> **What is being asked**
Starting with the line that holds "Parse this screenshot: output", copy out each remaining line of the listing below, up to and including the last one, and include nothing else.

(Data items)
— begin —
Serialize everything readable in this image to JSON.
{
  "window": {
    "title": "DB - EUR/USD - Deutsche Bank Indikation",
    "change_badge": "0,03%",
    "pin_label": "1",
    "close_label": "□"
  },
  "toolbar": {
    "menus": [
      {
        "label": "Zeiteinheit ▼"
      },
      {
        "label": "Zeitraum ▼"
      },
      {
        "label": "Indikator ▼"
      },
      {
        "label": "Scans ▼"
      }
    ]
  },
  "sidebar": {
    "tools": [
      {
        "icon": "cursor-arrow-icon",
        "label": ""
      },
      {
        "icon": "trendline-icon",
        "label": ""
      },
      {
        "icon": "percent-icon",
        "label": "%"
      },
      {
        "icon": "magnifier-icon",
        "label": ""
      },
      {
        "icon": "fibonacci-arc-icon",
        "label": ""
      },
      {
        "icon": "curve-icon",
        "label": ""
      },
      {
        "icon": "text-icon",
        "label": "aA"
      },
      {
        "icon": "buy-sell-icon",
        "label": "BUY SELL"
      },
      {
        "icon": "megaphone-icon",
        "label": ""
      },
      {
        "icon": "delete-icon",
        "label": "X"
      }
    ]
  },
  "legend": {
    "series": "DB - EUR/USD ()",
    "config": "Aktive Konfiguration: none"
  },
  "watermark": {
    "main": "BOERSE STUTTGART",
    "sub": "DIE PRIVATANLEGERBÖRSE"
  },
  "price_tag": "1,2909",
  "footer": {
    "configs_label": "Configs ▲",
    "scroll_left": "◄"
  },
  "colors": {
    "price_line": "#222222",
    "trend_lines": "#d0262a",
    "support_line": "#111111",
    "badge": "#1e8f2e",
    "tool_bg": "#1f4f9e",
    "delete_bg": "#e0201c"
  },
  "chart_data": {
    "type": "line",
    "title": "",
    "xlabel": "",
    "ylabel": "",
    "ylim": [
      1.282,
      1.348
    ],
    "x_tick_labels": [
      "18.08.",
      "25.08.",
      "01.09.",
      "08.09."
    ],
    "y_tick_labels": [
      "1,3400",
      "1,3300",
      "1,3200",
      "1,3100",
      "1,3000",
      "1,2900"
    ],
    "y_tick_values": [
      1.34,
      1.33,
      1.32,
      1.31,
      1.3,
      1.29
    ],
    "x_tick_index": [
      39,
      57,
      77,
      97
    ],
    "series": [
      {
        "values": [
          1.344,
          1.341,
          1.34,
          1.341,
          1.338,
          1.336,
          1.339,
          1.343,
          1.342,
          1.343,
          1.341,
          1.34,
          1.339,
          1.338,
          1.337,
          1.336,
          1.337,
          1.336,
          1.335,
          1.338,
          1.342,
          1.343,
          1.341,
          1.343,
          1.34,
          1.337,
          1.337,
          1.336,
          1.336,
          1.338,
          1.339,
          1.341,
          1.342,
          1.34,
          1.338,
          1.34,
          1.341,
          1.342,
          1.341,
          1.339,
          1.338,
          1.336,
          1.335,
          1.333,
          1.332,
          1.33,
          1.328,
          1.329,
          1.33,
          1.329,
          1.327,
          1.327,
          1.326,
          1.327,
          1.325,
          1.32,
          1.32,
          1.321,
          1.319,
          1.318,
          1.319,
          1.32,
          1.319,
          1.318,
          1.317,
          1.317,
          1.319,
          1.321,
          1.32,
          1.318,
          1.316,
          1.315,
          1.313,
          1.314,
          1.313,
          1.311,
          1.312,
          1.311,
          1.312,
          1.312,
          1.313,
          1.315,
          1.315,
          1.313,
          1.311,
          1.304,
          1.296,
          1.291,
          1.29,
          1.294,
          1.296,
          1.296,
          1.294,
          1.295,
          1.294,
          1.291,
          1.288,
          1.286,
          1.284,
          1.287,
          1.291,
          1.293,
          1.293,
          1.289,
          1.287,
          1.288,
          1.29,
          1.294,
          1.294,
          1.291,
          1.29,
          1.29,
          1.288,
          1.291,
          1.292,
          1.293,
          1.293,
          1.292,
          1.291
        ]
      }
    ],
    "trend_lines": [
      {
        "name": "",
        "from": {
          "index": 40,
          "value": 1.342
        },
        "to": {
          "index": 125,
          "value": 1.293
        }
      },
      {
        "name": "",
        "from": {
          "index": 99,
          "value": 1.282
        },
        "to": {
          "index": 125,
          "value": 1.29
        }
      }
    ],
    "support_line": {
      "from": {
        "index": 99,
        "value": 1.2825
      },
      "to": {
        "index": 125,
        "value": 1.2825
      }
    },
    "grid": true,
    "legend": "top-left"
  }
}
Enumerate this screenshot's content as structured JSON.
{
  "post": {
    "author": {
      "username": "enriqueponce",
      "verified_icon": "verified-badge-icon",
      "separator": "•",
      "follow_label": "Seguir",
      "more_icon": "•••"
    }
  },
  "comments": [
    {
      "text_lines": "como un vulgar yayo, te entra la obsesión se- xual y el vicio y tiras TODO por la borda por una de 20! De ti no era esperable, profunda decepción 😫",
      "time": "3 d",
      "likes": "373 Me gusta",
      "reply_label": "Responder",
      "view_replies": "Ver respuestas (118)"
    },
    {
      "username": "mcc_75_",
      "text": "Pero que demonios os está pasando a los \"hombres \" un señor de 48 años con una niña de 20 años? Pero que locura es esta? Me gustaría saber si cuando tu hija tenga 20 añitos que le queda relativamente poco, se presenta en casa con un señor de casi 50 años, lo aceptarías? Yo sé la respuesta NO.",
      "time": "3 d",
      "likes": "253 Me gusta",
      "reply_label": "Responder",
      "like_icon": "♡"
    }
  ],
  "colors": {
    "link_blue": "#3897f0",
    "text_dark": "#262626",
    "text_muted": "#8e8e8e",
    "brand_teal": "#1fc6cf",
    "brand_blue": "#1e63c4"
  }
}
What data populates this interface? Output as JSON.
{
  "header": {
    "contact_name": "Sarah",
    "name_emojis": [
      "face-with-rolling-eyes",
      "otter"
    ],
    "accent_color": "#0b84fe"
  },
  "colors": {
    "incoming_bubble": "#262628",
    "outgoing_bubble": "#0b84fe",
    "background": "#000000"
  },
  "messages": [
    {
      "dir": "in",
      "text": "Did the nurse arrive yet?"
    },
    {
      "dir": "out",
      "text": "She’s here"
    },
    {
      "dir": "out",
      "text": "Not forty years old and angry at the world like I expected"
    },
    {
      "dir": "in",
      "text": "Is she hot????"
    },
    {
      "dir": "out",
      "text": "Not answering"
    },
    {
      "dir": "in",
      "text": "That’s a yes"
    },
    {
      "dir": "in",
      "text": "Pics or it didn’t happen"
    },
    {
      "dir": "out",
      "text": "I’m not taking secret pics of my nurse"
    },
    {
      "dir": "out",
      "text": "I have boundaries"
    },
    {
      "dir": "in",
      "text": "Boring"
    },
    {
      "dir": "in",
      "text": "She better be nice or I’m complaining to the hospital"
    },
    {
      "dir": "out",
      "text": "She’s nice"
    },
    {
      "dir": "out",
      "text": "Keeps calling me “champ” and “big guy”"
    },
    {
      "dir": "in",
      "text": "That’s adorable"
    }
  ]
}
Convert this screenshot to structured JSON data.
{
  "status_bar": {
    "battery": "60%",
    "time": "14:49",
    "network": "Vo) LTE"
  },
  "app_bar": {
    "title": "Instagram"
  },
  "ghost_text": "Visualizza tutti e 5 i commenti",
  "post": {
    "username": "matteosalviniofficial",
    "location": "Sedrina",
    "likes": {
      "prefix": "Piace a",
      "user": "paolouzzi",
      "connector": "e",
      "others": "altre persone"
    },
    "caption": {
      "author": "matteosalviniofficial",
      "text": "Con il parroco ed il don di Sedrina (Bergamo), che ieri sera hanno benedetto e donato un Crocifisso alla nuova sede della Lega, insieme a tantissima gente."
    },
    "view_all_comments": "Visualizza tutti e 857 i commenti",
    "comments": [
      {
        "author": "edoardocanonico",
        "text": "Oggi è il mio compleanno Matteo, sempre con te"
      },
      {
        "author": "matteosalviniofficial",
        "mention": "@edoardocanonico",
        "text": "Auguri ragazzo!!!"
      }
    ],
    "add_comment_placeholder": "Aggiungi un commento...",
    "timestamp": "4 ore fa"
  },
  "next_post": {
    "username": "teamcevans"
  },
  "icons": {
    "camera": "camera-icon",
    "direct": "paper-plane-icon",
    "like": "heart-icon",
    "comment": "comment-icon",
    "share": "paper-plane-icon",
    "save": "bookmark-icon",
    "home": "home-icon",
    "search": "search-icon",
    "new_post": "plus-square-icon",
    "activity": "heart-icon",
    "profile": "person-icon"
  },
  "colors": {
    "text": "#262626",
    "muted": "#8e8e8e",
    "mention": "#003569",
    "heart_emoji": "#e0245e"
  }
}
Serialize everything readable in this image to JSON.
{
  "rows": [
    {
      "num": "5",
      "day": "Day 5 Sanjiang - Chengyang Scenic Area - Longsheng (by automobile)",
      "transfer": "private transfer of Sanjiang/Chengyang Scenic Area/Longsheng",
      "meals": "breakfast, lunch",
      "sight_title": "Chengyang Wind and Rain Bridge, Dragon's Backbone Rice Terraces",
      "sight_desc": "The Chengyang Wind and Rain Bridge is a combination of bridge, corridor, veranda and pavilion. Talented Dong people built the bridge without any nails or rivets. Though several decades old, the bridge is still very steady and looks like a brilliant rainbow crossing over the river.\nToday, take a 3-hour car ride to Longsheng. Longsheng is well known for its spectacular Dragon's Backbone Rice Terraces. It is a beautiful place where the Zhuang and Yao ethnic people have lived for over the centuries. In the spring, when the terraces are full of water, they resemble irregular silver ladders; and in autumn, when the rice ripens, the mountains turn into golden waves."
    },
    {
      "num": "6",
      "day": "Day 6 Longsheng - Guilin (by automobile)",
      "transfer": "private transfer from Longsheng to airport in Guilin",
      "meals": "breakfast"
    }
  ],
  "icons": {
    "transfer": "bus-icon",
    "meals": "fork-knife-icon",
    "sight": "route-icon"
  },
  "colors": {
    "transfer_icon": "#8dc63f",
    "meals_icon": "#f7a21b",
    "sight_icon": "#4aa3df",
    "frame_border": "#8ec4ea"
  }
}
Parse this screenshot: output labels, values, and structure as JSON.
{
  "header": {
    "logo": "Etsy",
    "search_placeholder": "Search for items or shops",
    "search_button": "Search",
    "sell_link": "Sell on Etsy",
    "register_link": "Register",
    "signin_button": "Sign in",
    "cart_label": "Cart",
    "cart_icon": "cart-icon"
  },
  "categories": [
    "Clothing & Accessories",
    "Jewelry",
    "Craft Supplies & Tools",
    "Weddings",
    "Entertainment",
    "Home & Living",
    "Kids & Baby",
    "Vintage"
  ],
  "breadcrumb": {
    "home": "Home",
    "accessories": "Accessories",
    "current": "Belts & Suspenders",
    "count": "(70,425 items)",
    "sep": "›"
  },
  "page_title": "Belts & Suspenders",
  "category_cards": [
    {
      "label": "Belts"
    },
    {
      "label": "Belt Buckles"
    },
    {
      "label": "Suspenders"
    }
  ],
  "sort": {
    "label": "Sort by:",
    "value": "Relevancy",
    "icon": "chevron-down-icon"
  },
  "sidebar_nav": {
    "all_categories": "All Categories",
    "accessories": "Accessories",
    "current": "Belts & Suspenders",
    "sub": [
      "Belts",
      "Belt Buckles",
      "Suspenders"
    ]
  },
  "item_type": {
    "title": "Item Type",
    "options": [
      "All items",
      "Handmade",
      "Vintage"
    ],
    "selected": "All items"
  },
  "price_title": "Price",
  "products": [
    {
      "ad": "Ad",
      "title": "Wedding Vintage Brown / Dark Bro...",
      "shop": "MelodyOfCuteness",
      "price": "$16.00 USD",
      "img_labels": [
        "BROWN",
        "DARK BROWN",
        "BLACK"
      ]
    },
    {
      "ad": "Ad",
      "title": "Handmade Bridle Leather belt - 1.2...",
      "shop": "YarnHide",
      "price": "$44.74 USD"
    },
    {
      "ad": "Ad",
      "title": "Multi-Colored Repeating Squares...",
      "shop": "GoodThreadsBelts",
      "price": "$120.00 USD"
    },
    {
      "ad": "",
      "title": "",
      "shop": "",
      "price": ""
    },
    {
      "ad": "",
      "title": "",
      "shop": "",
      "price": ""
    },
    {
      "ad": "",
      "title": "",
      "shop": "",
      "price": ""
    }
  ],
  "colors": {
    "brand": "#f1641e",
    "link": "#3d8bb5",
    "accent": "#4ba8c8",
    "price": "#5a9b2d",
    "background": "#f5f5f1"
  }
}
— end —
> **Finished task**
Parse this screenshot: output labels, values, and structure as JSON.
{
  "header": {
    "logo": "Etsy",
    "search_placeholder": "Search for items or shops",
    "search_button": "Search",
    "sell_link": "Sell on Etsy",
    "register_link": "Register",
    "signin_button": "Sign in",
    "cart_label": "Cart",
    "cart_icon": "cart-icon"
  },
  "categories": [
    "Clothing & Accessories",
    "Jewelry",
    "Craft Supplies & Tools",
    "Weddings",
    "Entertainment",
    "Home & Living",
    "Kids & Baby",
    "Vintage"
  ],
  "breadcrumb": {
    "home": "Home",
    "accessories": "Accessories",
    "current": "Belts & Suspenders",
    "count": "(70,425 items)",
    "sep": "›"
  },
  "page_title": "Belts & Suspenders",
  "category_cards": [
    {
      "label": "Belts"
    },
    {
      "label": "Belt Buckles"
    },
    {
      "label": "Suspenders"
    }
  ],
  "sort": {
    "label": "Sort by:",
    "value": "Relevancy",
    "icon": "chevron-down-icon"
  },
  "sidebar_nav": {
    "all_categories": "All Categories",
    "accessories": "Accessories",
    "current": "Belts & Suspenders",
    "sub": [
      "Belts",
      "Belt Buckles",
      "Suspenders"
    ]
  },
  "item_type": {
    "title": "Item Type",
    "options": [
      "All items",
      "Handmade",
      "Vintage"
    ],
    "selected": "All items"
  },
  "price_title": "Price",
  "products": [
    {
      "ad": "Ad",
      "title": "Wedding Vintage Brown / Dark Bro...",
      "shop": "MelodyOfCuteness",
      "price": "$16.00 USD",
      "img_labels": [
        "BROWN",
        "DARK BROWN",
        "BLACK"
      ]
    },
    {
      "ad": "Ad",
      "title": "Handmade Bridle Leather belt - 1.2...",
      "shop": "YarnHide",
      "price": "$44.74 USD"
    },
    {
      "ad": "Ad",
      "title": "Multi-Colored Repeating Squares...",
      "shop": "GoodThreadsBelts",
      "price": "$120.00 USD"
    },
    {
      "ad": "",
      "title": "",
      "shop": "",
      "price": ""
    },
    {
      "ad": "",
      "title": "",
      "shop": "",
      "price": ""
    },
    {
      "ad": "",
      "title": "",
      "shop": "",
      "price": ""
    }
  ],
  "colors": {
    "brand": "#f1641e",
    "link": "#3d8bb5",
    "accent": "#4ba8c8",
    "price": "#5a9b2d",
    "background": "#f5f5f1"
  }
}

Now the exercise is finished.